Start of Data rows

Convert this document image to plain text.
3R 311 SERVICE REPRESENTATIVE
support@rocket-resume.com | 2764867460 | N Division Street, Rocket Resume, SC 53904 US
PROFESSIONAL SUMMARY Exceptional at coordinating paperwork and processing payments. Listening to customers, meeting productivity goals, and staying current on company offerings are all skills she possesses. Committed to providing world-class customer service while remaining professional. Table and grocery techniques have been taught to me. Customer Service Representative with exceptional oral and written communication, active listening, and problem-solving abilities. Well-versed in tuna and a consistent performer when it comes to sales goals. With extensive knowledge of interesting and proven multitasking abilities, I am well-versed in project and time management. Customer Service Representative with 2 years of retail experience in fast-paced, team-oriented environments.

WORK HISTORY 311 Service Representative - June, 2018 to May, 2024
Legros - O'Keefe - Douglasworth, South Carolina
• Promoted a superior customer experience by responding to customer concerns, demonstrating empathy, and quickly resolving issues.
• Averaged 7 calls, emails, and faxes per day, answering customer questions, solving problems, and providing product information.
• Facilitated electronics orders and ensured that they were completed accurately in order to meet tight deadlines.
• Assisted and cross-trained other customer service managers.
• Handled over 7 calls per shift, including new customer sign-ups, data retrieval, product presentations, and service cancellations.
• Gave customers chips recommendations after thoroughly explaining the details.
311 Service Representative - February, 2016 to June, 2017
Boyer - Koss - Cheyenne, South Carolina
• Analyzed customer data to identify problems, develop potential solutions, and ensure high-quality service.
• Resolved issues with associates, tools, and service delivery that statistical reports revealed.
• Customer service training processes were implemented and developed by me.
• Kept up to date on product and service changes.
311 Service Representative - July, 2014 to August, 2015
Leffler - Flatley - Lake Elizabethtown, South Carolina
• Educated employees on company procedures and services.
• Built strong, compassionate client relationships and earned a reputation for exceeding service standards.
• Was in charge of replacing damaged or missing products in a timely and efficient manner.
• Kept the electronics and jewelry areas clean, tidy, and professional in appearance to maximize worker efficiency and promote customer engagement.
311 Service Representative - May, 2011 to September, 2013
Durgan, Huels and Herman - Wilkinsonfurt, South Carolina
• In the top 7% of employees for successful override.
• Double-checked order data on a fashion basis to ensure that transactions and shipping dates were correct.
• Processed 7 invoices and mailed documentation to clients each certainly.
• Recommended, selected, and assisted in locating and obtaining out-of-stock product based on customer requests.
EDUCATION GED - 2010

End of Data rows

Task requirements: Pull every line containing the word "June" out of the material and copy it.

In response:
WORK HISTORY 311 Service Representative - June, 2018 to May, 2024
311 Service Representative - February, 2016 to June, 2017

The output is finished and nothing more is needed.